::: Material for this exercise :::
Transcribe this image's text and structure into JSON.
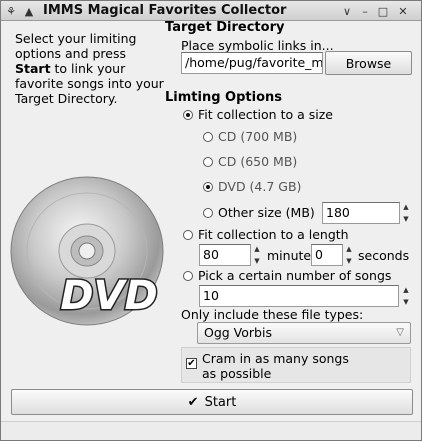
{
  "window": {
    "title": "IMMS Magical Favorites Collector",
    "icons": [
      "pin-icon",
      "menu-icon",
      "shade-icon",
      "minimize-icon",
      "maximize-icon",
      "close-icon"
    ]
  },
  "intro": {
    "line1": "Select your limiting options and press ",
    "bold": "Start",
    "line2": " to link your favorite songs into your Target Directory."
  },
  "target": {
    "title": "Target Directory",
    "subtitle": "Place symbolic links in...",
    "path_value": "/home/pug/favorite_m",
    "browse_label": "Browse"
  },
  "limiting": {
    "title": "Limting Options",
    "fit_size_label": "Fit collection to a size",
    "size_options": [
      {
        "label": "CD (700 MB)",
        "selected": false
      },
      {
        "label": "CD (650 MB)",
        "selected": false
      },
      {
        "label": "DVD (4.7 GB)",
        "selected": true
      },
      {
        "label": "Other size (MB)",
        "selected": false
      }
    ],
    "other_size_value": "180",
    "fit_length_label": "Fit collection to a length",
    "minutes_value": "80",
    "minutes_label": "minutes",
    "seconds_value": "0",
    "seconds_label": "seconds",
    "number_label": "Pick a certain number of songs",
    "number_value": "10",
    "filetypes_label": "Only include these file types:",
    "filetype_selected": "Ogg Vorbis",
    "cram_label_line1": "Cram in as many songs",
    "cram_label_line2": "as possible",
    "cram_checked": true
  },
  "start_label": "Start",
  "disc": {
    "logo_text": "DVD"
  }
}
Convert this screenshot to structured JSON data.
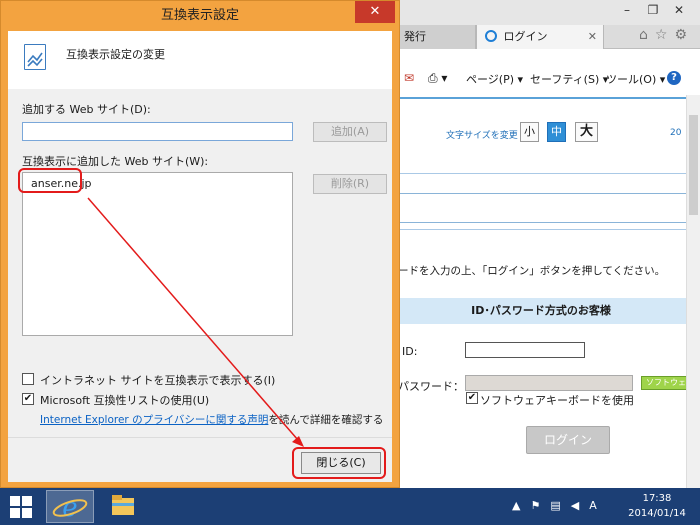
{
  "browser": {
    "tabs": [
      {
        "label": "発行"
      },
      {
        "label": "ログイン"
      }
    ],
    "commands": {
      "page": "ページ(P) ▾",
      "safety": "セーフティ(S) ▾",
      "tools": "ツール(O) ▾"
    },
    "content": {
      "font_size_label": "文字サイズを変更",
      "font_small": "小",
      "font_medium": "中",
      "font_large": "大",
      "year_fragment": "20",
      "instruction": "ードを入力の上、「ログイン」ボタンを押してください。",
      "panel_title": "ID･パスワード方式のお客様",
      "id_label": "ID:",
      "password_label": "パスワード：",
      "softkb_button": "ソフトウェ",
      "softkb_checkbox_label": "ソフトウェアキーボードを使用",
      "login_button": "ログイン"
    }
  },
  "dialog": {
    "title": "互換表示設定",
    "close_symbol": "✕",
    "header": "互換表示設定の変更",
    "add_site_label": "追加する Web サイト(D):",
    "add_site_value": "",
    "add_button": "追加(A)",
    "added_sites_label": "互換表示に追加した Web サイト(W):",
    "added_sites": [
      "anser.ne.jp"
    ],
    "remove_button": "削除(R)",
    "intranet_checkbox": {
      "label": "イントラネット サイトを互換表示で表示する(I)",
      "checked": false
    },
    "ms_list_checkbox": {
      "label": "Microsoft 互換性リストの使用(U)",
      "checked": true
    },
    "privacy_link": "Internet Explorer のプライバシーに関する声明",
    "privacy_suffix": "を読んで詳細を確認する",
    "close_button": "閉じる(C)"
  },
  "taskbar": {
    "time": "17:38",
    "date": "2014/01/14",
    "ime": "A"
  },
  "colors": {
    "annotation": "#e31b1b",
    "dialog_frame": "#f3a340",
    "taskbar": "#1c3f75",
    "link": "#0b62c4"
  }
}
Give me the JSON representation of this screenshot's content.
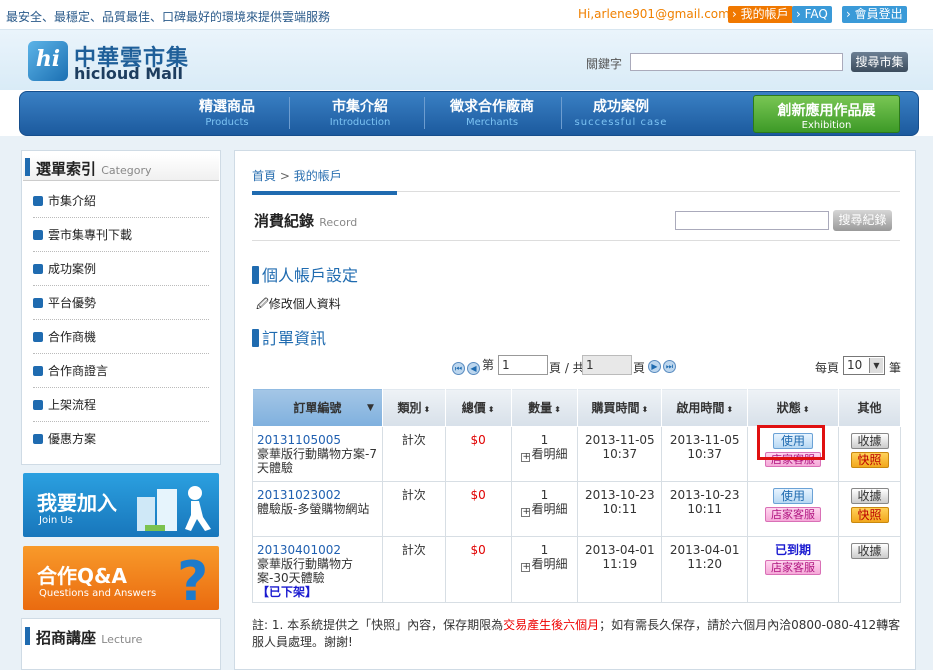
{
  "topbar": {
    "slogan": "最安全、最穩定、品質最佳、口碑最好的環境來提供雲端服務",
    "user": "Hi,arlene901@gmail.com",
    "account_btn": "我的帳戶",
    "faq_btn": "FAQ",
    "logout_btn": "會員登出"
  },
  "logo": {
    "hi": "hi",
    "cn": "中華雲市集",
    "en": "hicloud Mall"
  },
  "search": {
    "label": "關鍵字",
    "button": "搜尋市集"
  },
  "nav": [
    {
      "zh": "精選商品",
      "en": "Products"
    },
    {
      "zh": "市集介紹",
      "en": "Introduction"
    },
    {
      "zh": "徵求合作廠商",
      "en": "Merchants"
    },
    {
      "zh": "成功案例",
      "en": "successful case"
    }
  ],
  "nav_exhibition": {
    "zh": "創新應用作品展",
    "en": "Exhibition"
  },
  "sidebar": {
    "title": "選單索引",
    "title_en": "Category",
    "items": [
      "市集介紹",
      "雲市集專刊下載",
      "成功案例",
      "平台優勢",
      "合作商機",
      "合作商證言",
      "上架流程",
      "優惠方案"
    ],
    "join": {
      "zh": "我要加入",
      "en": "Join Us"
    },
    "qa": {
      "zh": "合作Q&A",
      "en": "Questions and Answers"
    },
    "lecture": {
      "zh": "招商講座",
      "en": "Lecture"
    }
  },
  "main": {
    "crumb_home": "首頁",
    "crumb_sep": ">",
    "crumb_current": "我的帳戶",
    "record_title": "消費紀錄",
    "record_title_en": "Record",
    "record_search_btn": "搜尋紀錄",
    "section_account": "個人帳戶設定",
    "edit_profile": "修改個人資料",
    "section_orders": "訂單資訊",
    "pager": {
      "prefix": "第",
      "page": "1",
      "middle": "頁 / 共",
      "total": "1",
      "suffix": "頁",
      "per_label": "每頁",
      "per_value": "10",
      "per_suffix": "筆"
    },
    "columns": [
      "訂單編號",
      "類別",
      "總價",
      "數量",
      "購買時間",
      "啟用時間",
      "狀態",
      "其他"
    ],
    "rows": [
      {
        "id": "20131105005",
        "name": "豪華版行動購物方案-7天體驗",
        "type": "計次",
        "price": "$0",
        "qty": "1",
        "detail": "看明細",
        "buy": "2013-11-05",
        "buy_time": "10:37",
        "start": "2013-11-05",
        "start_time": "10:37",
        "status": "使用",
        "cs": "店家客服",
        "rcv": "收據",
        "snap": "快照"
      },
      {
        "id": "20131023002",
        "name": "體驗版-多螢購物網站",
        "type": "計次",
        "price": "$0",
        "qty": "1",
        "detail": "看明細",
        "buy": "2013-10-23",
        "buy_time": "10:11",
        "start": "2013-10-23",
        "start_time": "10:11",
        "status": "使用",
        "cs": "店家客服",
        "rcv": "收據",
        "snap": "快照"
      },
      {
        "id": "20130401002",
        "name": "豪華版行動購物方案-30天體驗",
        "type": "計次",
        "price": "$0",
        "qty": "1",
        "detail": "看明細",
        "buy": "2013-04-01",
        "buy_time": "11:19",
        "start": "2013-04-01",
        "start_time": "11:20",
        "status": "已到期",
        "cs": "店家客服",
        "rcv": "收據",
        "offshelf": "【已下架】"
      }
    ],
    "note_a": "註: 1. 本系統提供之「快照」內容，保存期限為",
    "note_hl": "交易產生後六個月",
    "note_b": "；如有需長久保存，請於六個月內洽0800-080-412轉客服人員處理。謝謝!"
  }
}
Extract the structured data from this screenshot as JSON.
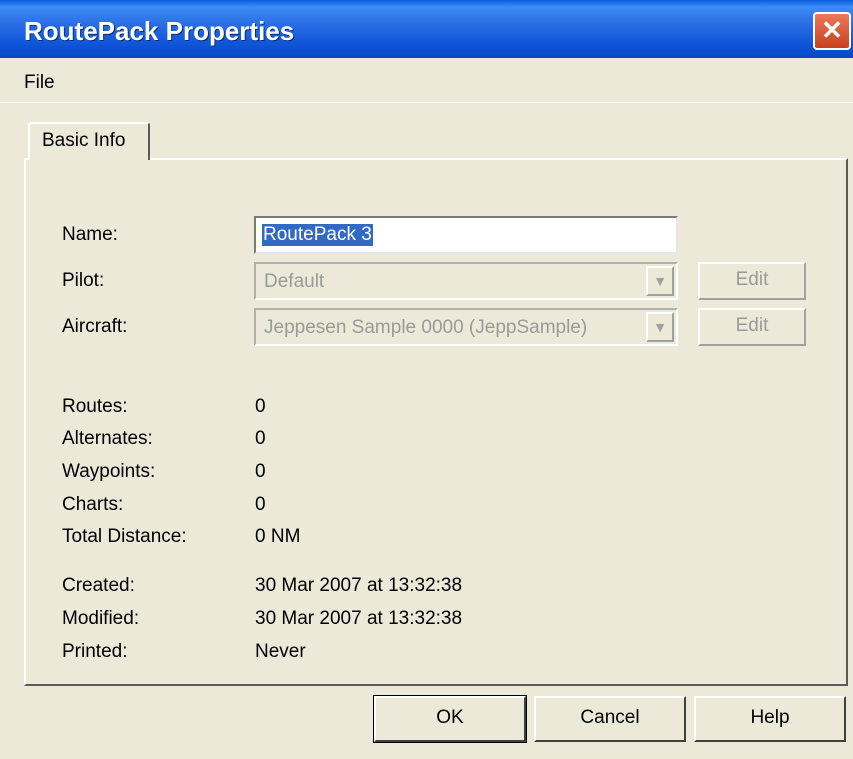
{
  "window": {
    "title": "RoutePack Properties",
    "close_symbol": "✕"
  },
  "menu": {
    "file": "File"
  },
  "tabs": [
    {
      "label": "Basic Info"
    }
  ],
  "form": {
    "name": {
      "label": "Name:",
      "value": "RoutePack 3"
    },
    "pilot": {
      "label": "Pilot:",
      "value": "Default",
      "edit_label": "Edit"
    },
    "aircraft": {
      "label": "Aircraft:",
      "value": "Jeppesen Sample 0000 (JeppSample)",
      "edit_label": "Edit"
    }
  },
  "stats": {
    "routes": {
      "label": "Routes:",
      "value": "0"
    },
    "alternates": {
      "label": "Alternates:",
      "value": "0"
    },
    "waypoints": {
      "label": "Waypoints:",
      "value": "0"
    },
    "charts": {
      "label": "Charts:",
      "value": "0"
    },
    "total_distance": {
      "label": "Total Distance:",
      "value": "0 NM"
    }
  },
  "dates": {
    "created": {
      "label": "Created:",
      "value": "30 Mar 2007 at 13:32:38"
    },
    "modified": {
      "label": "Modified:",
      "value": "30 Mar 2007 at 13:32:38"
    },
    "printed": {
      "label": "Printed:",
      "value": "Never"
    }
  },
  "buttons": {
    "ok": "OK",
    "cancel": "Cancel",
    "help": "Help"
  },
  "icons": {
    "dropdown_arrow": "▼"
  }
}
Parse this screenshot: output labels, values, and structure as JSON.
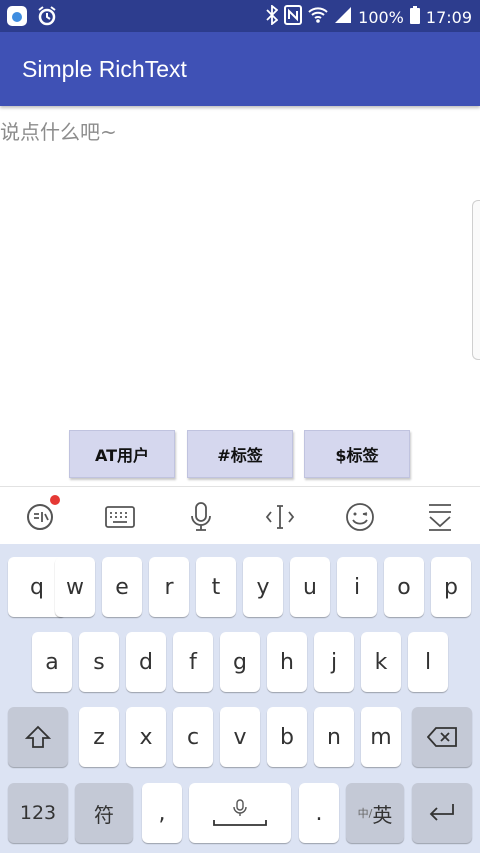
{
  "status_bar": {
    "battery": "100%",
    "time": "17:09"
  },
  "app_bar": {
    "title": "Simple RichText"
  },
  "editor": {
    "placeholder": "说点什么吧~"
  },
  "buttons": [
    {
      "label": "AT用户"
    },
    {
      "label": "#标签"
    },
    {
      "label": "$标签"
    }
  ],
  "keyboard": {
    "row1": [
      "q",
      "w",
      "e",
      "r",
      "t",
      "y",
      "u",
      "i",
      "o",
      "p"
    ],
    "row2": [
      "a",
      "s",
      "d",
      "f",
      "g",
      "h",
      "j",
      "k",
      "l"
    ],
    "row3": [
      "z",
      "x",
      "c",
      "v",
      "b",
      "n",
      "m"
    ],
    "num_key": "123",
    "symbol_key": "符",
    "comma_key": ",",
    "period_key": ".",
    "lang_key_small": "中/",
    "lang_key": "英"
  },
  "colors": {
    "app_bar": "#3f51b5",
    "status_bar": "#2d3d8e",
    "keyboard_bg": "#dce3f3"
  }
}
:::
Task goal: Copy out each line of the listing that holds "collection".

Task solution:
    "fit_size_label": "Fit collection to a size",
    "fit_length_label": "Fit collection to a length",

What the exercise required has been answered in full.